> _Text_:
[START]

Canners warn of possible sardine shortage in Q4

Sardines. ( Pexels)

Local canners are warning of a possible sardine shortage in the last quarter of 2022. This is because commercial fishing boats haven’t been able to catch enough of the fish before the fishing season ends in December in Zamboanga, where the bulk of the country’s sardines are caught.

Sardines. ( Pexels)

“What I am clarifying here is that we are not claiming that there is a shortage now, [but] that there will be a shortage if this is not addressed,” said Francisco Buencamino, Executive Director of the Canned Sardines Association of the Philippines (CSAP).

He explained that in the sardine industry, commercial fishers are only allowed to catch the needed  216,000 metric tons of fish for nine months out of the year, with the closed fishing season imposed so that the sardines have time to spawn. The fish caught in those nine months (March 1 to Oct 31) are expected to supply the whole 12 months of the year.

Because of this, “we hope that the Department of Trade and Industry (DTI) understands that when they investigate our warehouses, we are not hoarding just because we store a huge inventory. They say we’re hoarding. No. are preparing for the closed fishing season,” Bunecamino explained in Taglish.

The cause of the (probable) shortage

Buencamino went on to explain that the projected shortage stems from reports from their supplier fishing boats that, “they’re only catching about 40% of what they used to catch, and of late, only 20% of what they traditionally catch at this time of the year. So the supply of sardines is dwindling,” which led to the group’s issuing of the alert that there might not be enough sardines by December, “which is the peak season of most food commodities demand.”

How much is needed before the fishing season ends? “We need 72,000 MT to be caught before the closure of the fishing season on November 30. 72 million kilos of tamban (sardines).”

Buencamino emphasizes that this is not a declaration of a current shortage. He also addresses the claim of some municipal fisher groups that refute his assertions by saying there are a lot of fish in municipal waters.

“There is a delineation of the fishing zone for municipal fishermen and a fishing zone for commercial fishing. Zero to 15 kilometers [from the shoreline] is considered as municipal waters, and 15 kilometers upwards, the farther away from shoreline becomes commercial waters. Sardines are a highly migratory species… They will go where the food is. Plankton drifts towards the shoreline, so where will the fish go? Where their food is, and that’s towards the shoreline. If it’s past 15 kilometers, it’s considered municipal waters. Commercial fishing is [not] allowed in municipal waters. That is the rule.”

[END]

> _Instruction_:
According to the sardine shortage article, what position does Francisco Buencamino hold?

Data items
[START]

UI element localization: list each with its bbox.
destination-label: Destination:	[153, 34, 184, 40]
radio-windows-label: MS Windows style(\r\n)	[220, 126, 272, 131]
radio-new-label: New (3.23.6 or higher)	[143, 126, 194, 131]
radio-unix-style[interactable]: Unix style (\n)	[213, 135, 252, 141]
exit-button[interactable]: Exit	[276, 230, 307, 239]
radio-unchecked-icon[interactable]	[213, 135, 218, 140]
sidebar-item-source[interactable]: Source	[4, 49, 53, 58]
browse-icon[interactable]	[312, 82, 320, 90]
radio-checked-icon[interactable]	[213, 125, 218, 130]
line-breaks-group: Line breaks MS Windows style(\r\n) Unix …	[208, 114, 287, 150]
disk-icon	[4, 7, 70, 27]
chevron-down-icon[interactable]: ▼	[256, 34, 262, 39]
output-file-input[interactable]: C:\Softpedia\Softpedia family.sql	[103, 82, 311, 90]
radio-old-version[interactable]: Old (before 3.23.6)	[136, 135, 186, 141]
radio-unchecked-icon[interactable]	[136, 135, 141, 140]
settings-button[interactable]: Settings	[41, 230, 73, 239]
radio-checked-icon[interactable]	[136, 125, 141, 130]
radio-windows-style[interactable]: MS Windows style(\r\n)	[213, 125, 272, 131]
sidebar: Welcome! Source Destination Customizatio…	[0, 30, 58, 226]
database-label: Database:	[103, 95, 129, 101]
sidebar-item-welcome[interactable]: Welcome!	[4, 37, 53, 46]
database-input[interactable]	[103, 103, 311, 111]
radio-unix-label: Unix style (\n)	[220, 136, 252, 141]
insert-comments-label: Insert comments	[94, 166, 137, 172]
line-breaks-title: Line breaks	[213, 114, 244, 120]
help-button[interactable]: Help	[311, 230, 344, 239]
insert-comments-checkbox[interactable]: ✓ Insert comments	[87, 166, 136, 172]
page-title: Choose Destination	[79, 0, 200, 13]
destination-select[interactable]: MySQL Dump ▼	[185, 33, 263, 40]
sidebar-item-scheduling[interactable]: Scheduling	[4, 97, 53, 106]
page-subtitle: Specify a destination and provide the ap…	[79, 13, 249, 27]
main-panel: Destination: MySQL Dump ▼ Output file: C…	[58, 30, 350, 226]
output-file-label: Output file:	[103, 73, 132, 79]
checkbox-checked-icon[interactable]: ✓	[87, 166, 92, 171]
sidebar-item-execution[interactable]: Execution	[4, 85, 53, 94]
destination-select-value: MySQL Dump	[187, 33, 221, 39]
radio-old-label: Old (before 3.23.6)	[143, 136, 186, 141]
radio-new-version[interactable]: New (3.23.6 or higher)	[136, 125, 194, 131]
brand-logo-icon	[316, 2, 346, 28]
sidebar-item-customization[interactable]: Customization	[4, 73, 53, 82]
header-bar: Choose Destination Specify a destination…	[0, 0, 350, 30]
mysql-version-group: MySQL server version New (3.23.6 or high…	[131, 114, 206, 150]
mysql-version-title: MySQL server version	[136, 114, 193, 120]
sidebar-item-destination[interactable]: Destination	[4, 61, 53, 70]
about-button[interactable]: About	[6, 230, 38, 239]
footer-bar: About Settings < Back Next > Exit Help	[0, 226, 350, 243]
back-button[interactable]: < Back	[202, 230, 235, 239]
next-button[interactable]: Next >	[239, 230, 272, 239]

[END]

> _Solution to this task_:
He is Executive Director of the Canned Sardines Association of the Philippines (CSAP).